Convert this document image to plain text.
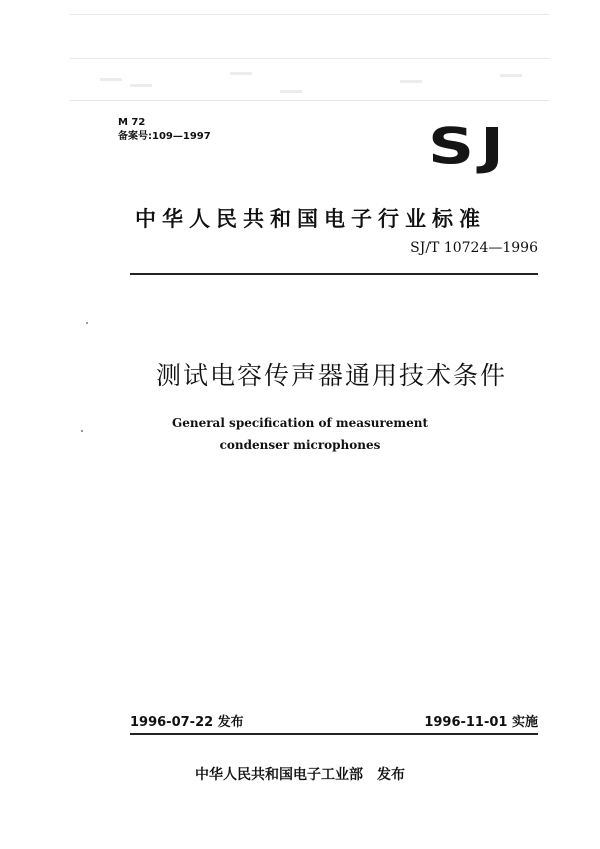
M 72
备案号:109—1997	SJ
中华人民共和国电子行业标准
SJ/T 10724—1996
测试电容传声器通用技术条件
General specification of measurement
condenser microphones
1996-07-22 发布	1996-11-01 实施
中华人民共和国电子工业部　发布
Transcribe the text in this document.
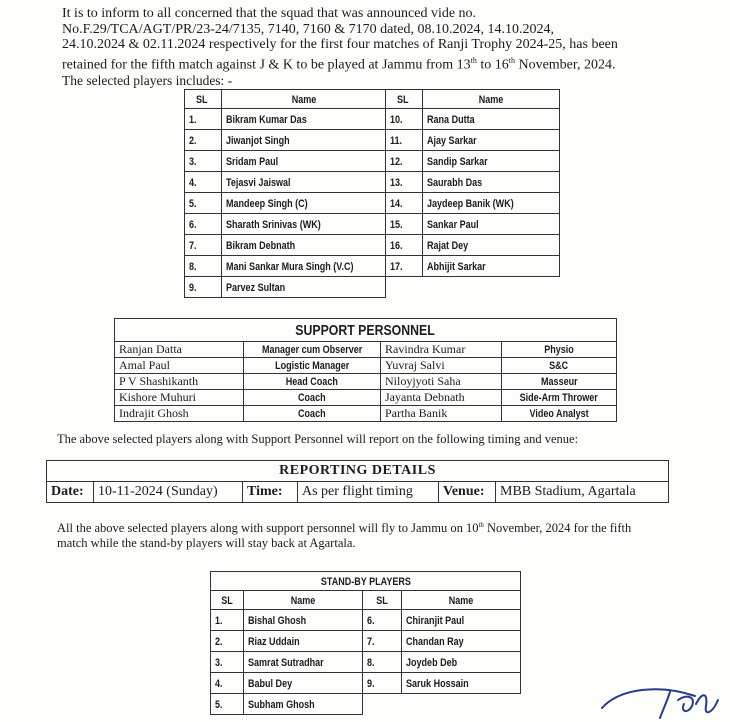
It is to inform to all concerned that the squad that was announced vide no.
No.F.29/TCA/AGT/PR/23-24/7135, 7140, 7160 & 7170 dated, 08.10.2024, 14.10.2024,
24.10.2024 & 02.11.2024 respectively for the first four matches of Ranji Trophy 2024-25, has been
retained for the fifth match against J & K to be played at Jammu from 13th to 16th November, 2024.
The selected players includes: -
SL	Name	SL	Name
1.	Bikram Kumar Das	10.	Rana Dutta
2.	Jiwanjot Singh	11.	Ajay Sarkar
3.	Sridam Paul	12.	Sandip Sarkar
4.	Tejasvi Jaiswal	13.	Saurabh Das
5.	Mandeep Singh (C)	14.	Jaydeep Banik (WK)
6.	Sharath Srinivas (WK)	15.	Sankar Paul
7.	Bikram Debnath	16.	Rajat Dey
8.	Mani Sankar Mura Singh (V.C)	17.	Abhijit Sarkar
9.	Parvez Sultan		
SUPPORT PERSONNEL			
Ranjan Datta	Manager cum Observer	Ravindra Kumar	Physio
Amal Paul	Logistic Manager	Yuvraj Salvi	S&C
P V Shashikanth	Head Coach	Niloyjyoti Saha	Masseur
Kishore Muhuri	Coach	Jayanta Debnath	Side-Arm Thrower
Indrajit Ghosh	Coach	Partha Banik	Video Analyst
The above selected players along with Support Personnel will report on the following timing and venue:
REPORTING DETAILS
Date:	10-11-2024 (Sunday)	Time:	As per flight timing	Venue:	MBB Stadium, Agartala
All the above selected players along with support personnel will fly to Jammu on 10th November, 2024 for the fifth
match while the stand-by players will stay back at Agartala.
STAND-BY PLAYERS			
SL	Name	SL	Name
1.	Bishal Ghosh	6.	Chiranjit Paul
2.	Riaz Uddain	7.	Chandan Ray
3.	Samrat Sutradhar	8.	Joydeb Deb
4.	Babul Dey	9.	Saruk Hossain
5.	Subham Ghosh		
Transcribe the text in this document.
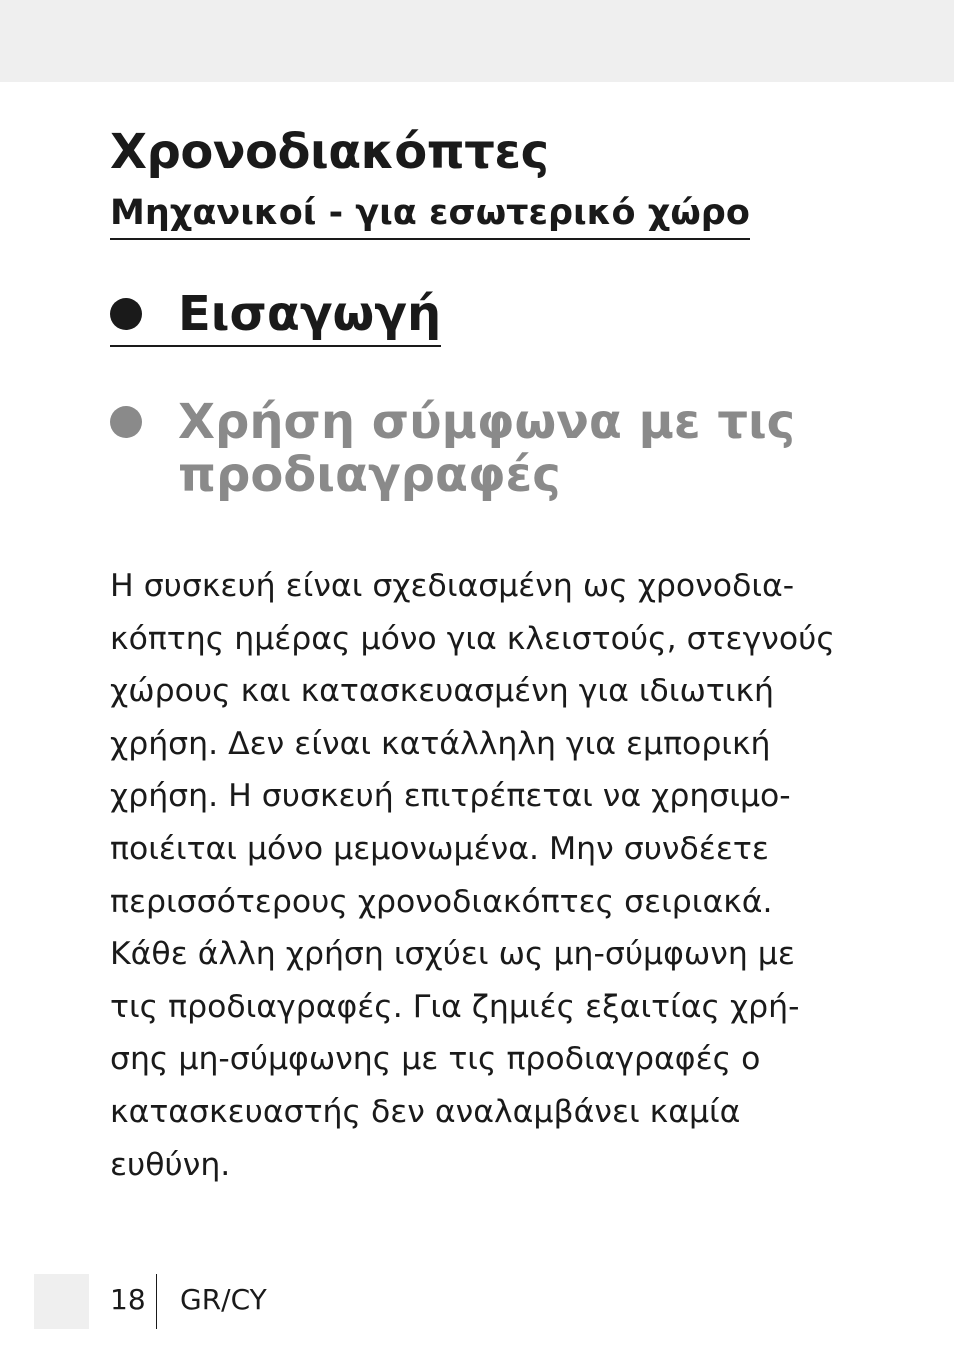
Χρονοδιακόπτες
Μηχανικοί - για εσωτερικό χώρο
Εισαγωγή
Χρήση σύμφωνα με τις προδιαγραφές

Η συσκευή είναι σχεδιασμένη ως χρονοδια-
κόπτης ημέρας μόνο για κλειστούς, στεγνούς
χώρους και κατασκευασμένη για ιδιωτική
χρήση. Δεν είναι κατάλληλη για εμπορική
χρήση. Η συσκευή επιτρέπεται να χρησιμο-
ποιέιται μόνο μεμονωμένα. Μην συνδέετε
περισσότερους χρονοδιακόπτες σειριακά.
Κάθε άλλη χρήση ισχύει ως μη-σύμφωνη με
τις προδιαγραφές. Για ζημιές εξαιτίας χρή-
σης μη-σύμφωνης με τις προδιαγραφές ο
κατασκευαστής δεν αναλαμβάνει καμία
ευθύνη.

18 GR/CY
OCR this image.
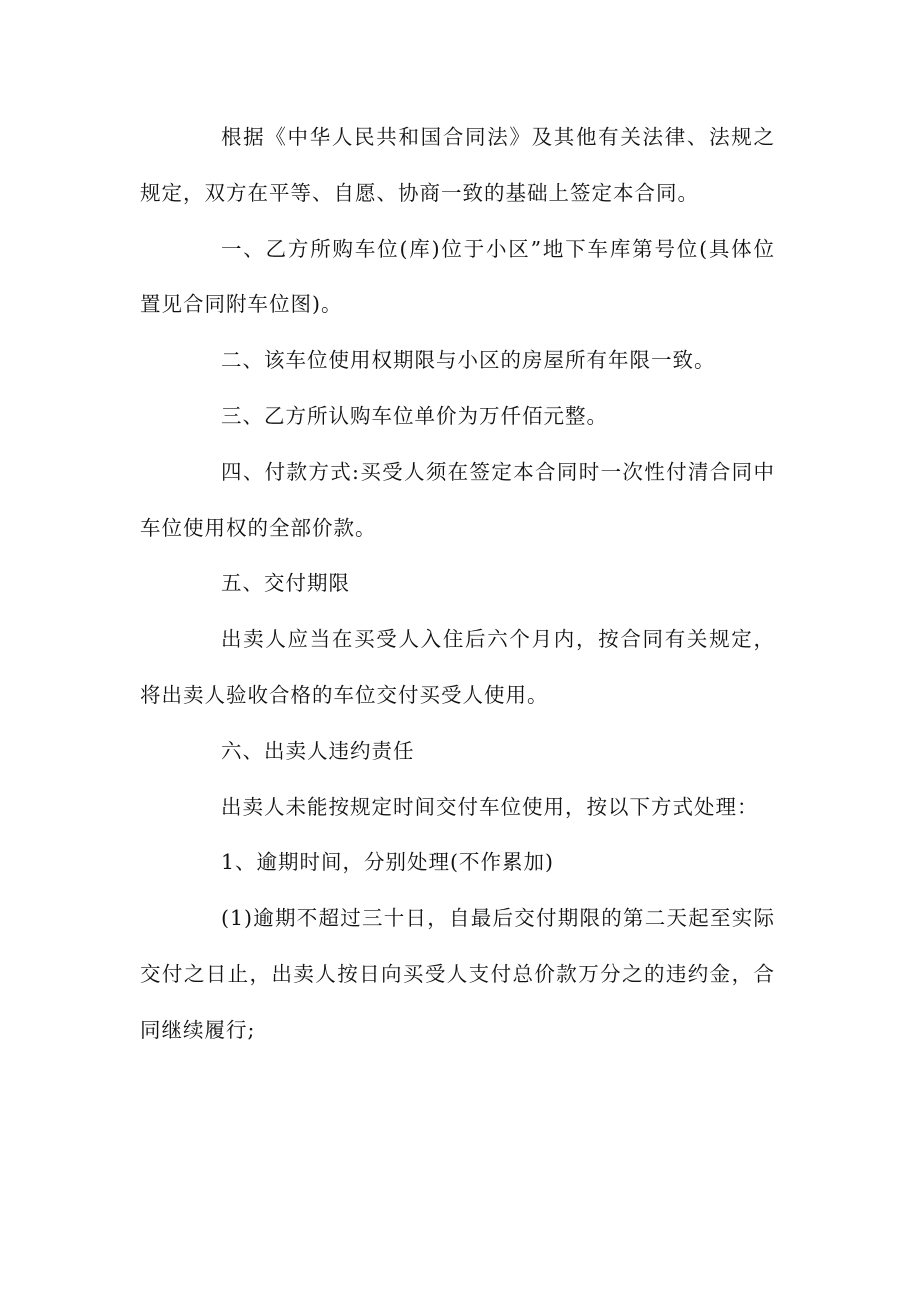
根据《中华人民共和国合同法》及其他有关法律、法规之规定，双方在平等、自愿、协商一致的基础上签定本合同。

一、乙方所购车位(库)位于小区”地下车库第号位(具体位置见合同附车位图)。

二、该车位使用权期限与小区的房屋所有年限一致。

三、乙方所认购车位单价为万仟佰元整。

四、付款方式:买受人须在签定本合同时一次性付清合同中车位使用权的全部价款。

五、交付期限

出卖人应当在买受人入住后六个月内，按合同有关规定，将出卖人验收合格的车位交付买受人使用。

六、出卖人违约责任

出卖人未能按规定时间交付车位使用，按以下方式处理：

1、逾期时间，分别处理(不作累加)

(1)逾期不超过三十日，自最后交付期限的第二天起至实际交付之日止，出卖人按日向买受人支付总价款万分之的违约金，合同继续履行;
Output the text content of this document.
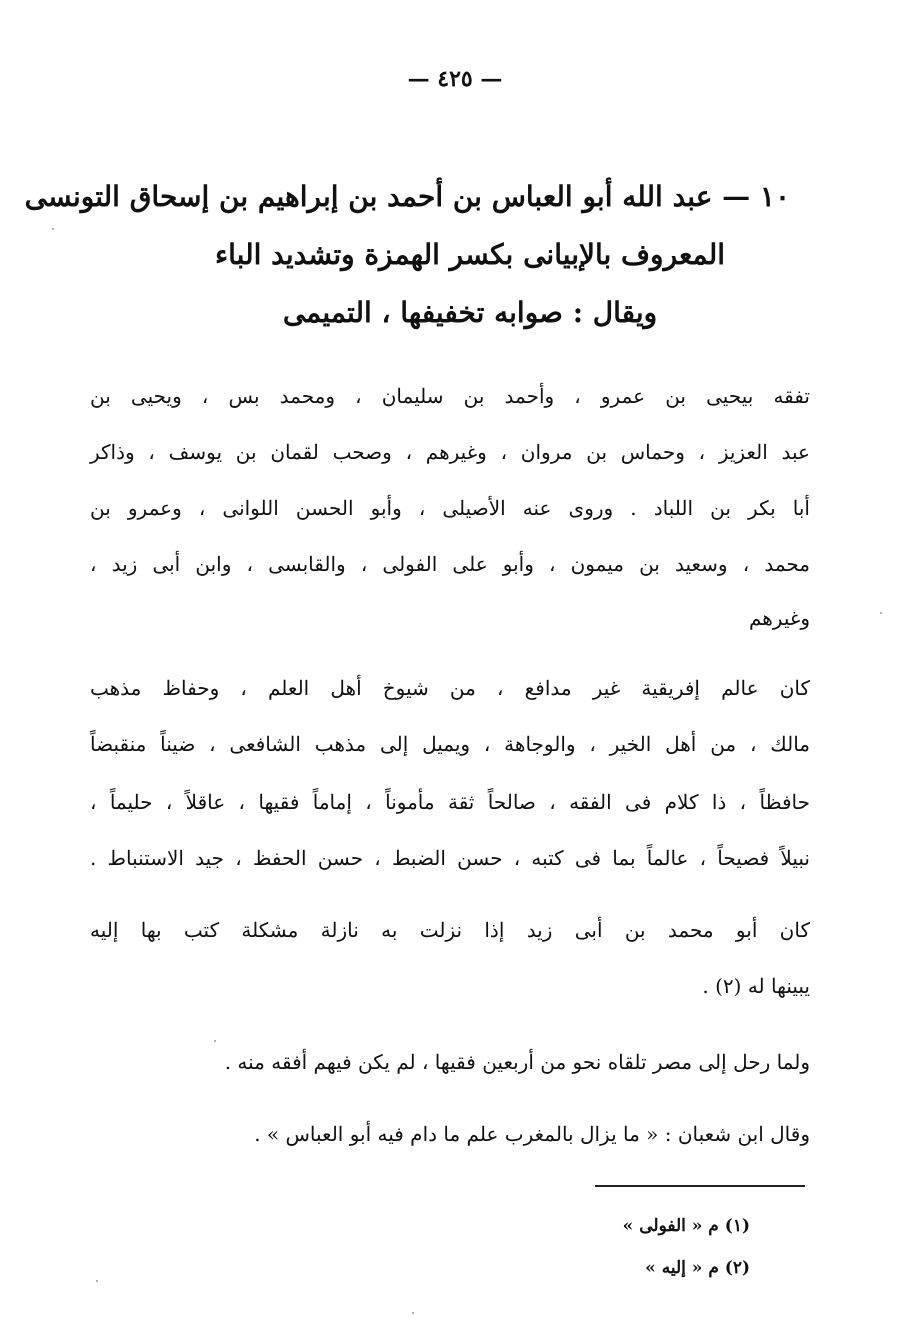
— ٤٢٥ —
١٠ — عبد الله أبو العباس بن أحمد بن إبراهيم بن إسحاق التونسى
المعروف بالإبيانى بكسر الهمزة وتشديد الباء
ويقال : صوابه تخفيفها ، التميمى
تفقه بيحيى بن عمرو ، وأحمد بن سليمان ، ومحمد بس ، ويحيى بن
عبد العزيز ، وحماس بن مروان ، وغيرهم ، وصحب لقمان بن يوسف ، وذاكر
أبا بكر بن اللباد . وروى عنه الأصيلى ، وأبو الحسن اللوانى ، وعمرو بن
محمد ، وسعيد بن ميمون ، وأبو على الفولى ، والقابسى ، وابن أبى زيد ،
وغيرهم
كان عالم إفريقية غير مدافع ، من شيوخ أهل العلم ، وحفاظ مذهب
مالك ، من أهل الخير ، والوجاهة ، ويميل إلى مذهب الشافعى ، ضيناً منقبضاً
حافظاً ، ذا كلام فى الفقه ، صالحاً ثقة مأموناً ، إماماً فقيها ، عاقلاً ، حليماً ،
نبيلاً فصيحاً ، عالماً بما فى كتبه ، حسن الضبط ، حسن الحفظ ، جيد الاستنباط .
كان أبو محمد بن أبى زيد إذا نزلت به نازلة مشكلة كتب بها إليه
يبينها له (٢) .
ولما رحل إلى مصر تلقاه نحو من أربعين فقيها ، لم يكن فيهم أفقه منه .
وقال ابن شعبان : « ما يزال بالمغرب علم ما دام فيه أبو العباس » .
(١) م « الفولى »
(٢) م « إليه »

▶ Do this
Make an exact copy of the records shown above, without the pictures.

▶ Answer below
Convert this document image to plain text.
M 72
备案号:109—1997	SJ
中华人民共和国电子行业标准
SJ/T 10724—1996
测试电容传声器通用技术条件
General specification of measurement
condenser microphones
1996-07-22 发布	1996-11-01 实施
中华人民共和国电子工业部　发布
Transcribe the text in this document.
It is to inform to all concerned that the squad that was announced vide no.
No.F.29/TCA/AGT/PR/23-24/7135, 7140, 7160 & 7170 dated, 08.10.2024, 14.10.2024,
24.10.2024 & 02.11.2024 respectively for the first four matches of Ranji Trophy 2024-25, has been
retained for the fifth match against J & K to be played at Jammu from 13th to 16th November, 2024.
The selected players includes: -
SL	Name	SL	Name
1.	Bikram Kumar Das	10.	Rana Dutta
2.	Jiwanjot Singh	11.	Ajay Sarkar
3.	Sridam Paul	12.	Sandip Sarkar
4.	Tejasvi Jaiswal	13.	Saurabh Das
5.	Mandeep Singh (C)	14.	Jaydeep Banik (WK)
6.	Sharath Srinivas (WK)	15.	Sankar Paul
7.	Bikram Debnath	16.	Rajat Dey
8.	Mani Sankar Mura Singh (V.C)	17.	Abhijit Sarkar
9.	Parvez Sultan		
SUPPORT PERSONNEL			
Ranjan Datta	Manager cum Observer	Ravindra Kumar	Physio
Amal Paul	Logistic Manager	Yuvraj Salvi	S&C
P V Shashikanth	Head Coach	Niloyjyoti Saha	Masseur
Kishore Muhuri	Coach	Jayanta Debnath	Side-Arm Thrower
Indrajit Ghosh	Coach	Partha Banik	Video Analyst
The above selected players along with Support Personnel will report on the following timing and venue:
REPORTING DETAILS
Date:	10-11-2024 (Sunday)	Time:	As per flight timing	Venue:	MBB Stadium, Agartala
All the above selected players along with support personnel will fly to Jammu on 10th November, 2024 for the fifth
match while the stand-by players will stay back at Agartala.
STAND-BY PLAYERS			
SL	Name	SL	Name
1.	Bishal Ghosh	6.	Chiranjit Paul
2.	Riaz Uddain	7.	Chandan Ray
3.	Samrat Sutradhar	8.	Joydeb Deb
4.	Babul Dey	9.	Saruk Hossain
5.	Subham Ghosh		
Transcribe the text in this document.
Χρονοδιακόπτες
Μηχανικοί - για εσωτερικό χώρο
Εισαγωγή
Χρήση σύμφωνα με τις προδιαγραφές

Η συσκευή είναι σχεδιασμένη ως χρονοδια-
κόπτης ημέρας μόνο για κλειστούς, στεγνούς
χώρους και κατασκευασμένη για ιδιωτική
χρήση. Δεν είναι κατάλληλη για εμπορική
χρήση. Η συσκευή επιτρέπεται να χρησιμο-
ποιέιται μόνο μεμονωμένα. Μην συνδέετε
περισσότερους χρονοδιακόπτες σειριακά.
Κάθε άλλη χρήση ισχύει ως μη-σύμφωνη με
τις προδιαγραφές. Για ζημιές εξαιτίας χρή-
σης μη-σύμφωνης με τις προδιαγραφές ο
κατασκευαστής δεν αναλαμβάνει καμία
ευθύνη.

18 GR/CY
OCR this image.
根据《中华人民共和国合同法》及其他有关法律、法规之规定，双方在平等、自愿、协商一致的基础上签定本合同。

一、乙方所购车位(库)位于小区”地下车库第号位(具体位置见合同附车位图)。

二、该车位使用权期限与小区的房屋所有年限一致。

三、乙方所认购车位单价为万仟佰元整。

四、付款方式:买受人须在签定本合同时一次性付清合同中车位使用权的全部价款。

五、交付期限

出卖人应当在买受人入住后六个月内，按合同有关规定，将出卖人验收合格的车位交付买受人使用。

六、出卖人违约责任

出卖人未能按规定时间交付车位使用，按以下方式处理：

1、逾期时间，分别处理(不作累加)

(1)逾期不超过三十日，自最后交付期限的第二天起至实际交付之日止，出卖人按日向买受人支付总价款万分之的违约金，合同继续履行;
Output the text content of this document.
— ٤٢٥ —
١٠ — عبد الله أبو العباس بن أحمد بن إبراهيم بن إسحاق التونسى
المعروف بالإبيانى بكسر الهمزة وتشديد الباء
ويقال : صوابه تخفيفها ، التميمى
تفقه بيحيى بن عمرو ، وأحمد بن سليمان ، ومحمد بس ، ويحيى بن
عبد العزيز ، وحماس بن مروان ، وغيرهم ، وصحب لقمان بن يوسف ، وذاكر
أبا بكر بن اللباد . وروى عنه الأصيلى ، وأبو الحسن اللوانى ، وعمرو بن
محمد ، وسعيد بن ميمون ، وأبو على الفولى ، والقابسى ، وابن أبى زيد ،
وغيرهم
كان عالم إفريقية غير مدافع ، من شيوخ أهل العلم ، وحفاظ مذهب
مالك ، من أهل الخير ، والوجاهة ، ويميل إلى مذهب الشافعى ، ضيناً منقبضاً
حافظاً ، ذا كلام فى الفقه ، صالحاً ثقة مأموناً ، إماماً فقيها ، عاقلاً ، حليماً ،
نبيلاً فصيحاً ، عالماً بما فى كتبه ، حسن الضبط ، حسن الحفظ ، جيد الاستنباط .
كان أبو محمد بن أبى زيد إذا نزلت به نازلة مشكلة كتب بها إليه
يبينها له (٢) .
ولما رحل إلى مصر تلقاه نحو من أربعين فقيها ، لم يكن فيهم أفقه منه .
وقال ابن شعبان : « ما يزال بالمغرب علم ما دام فيه أبو العباس » .
(١) م « الفولى »
(٢) م « إليه »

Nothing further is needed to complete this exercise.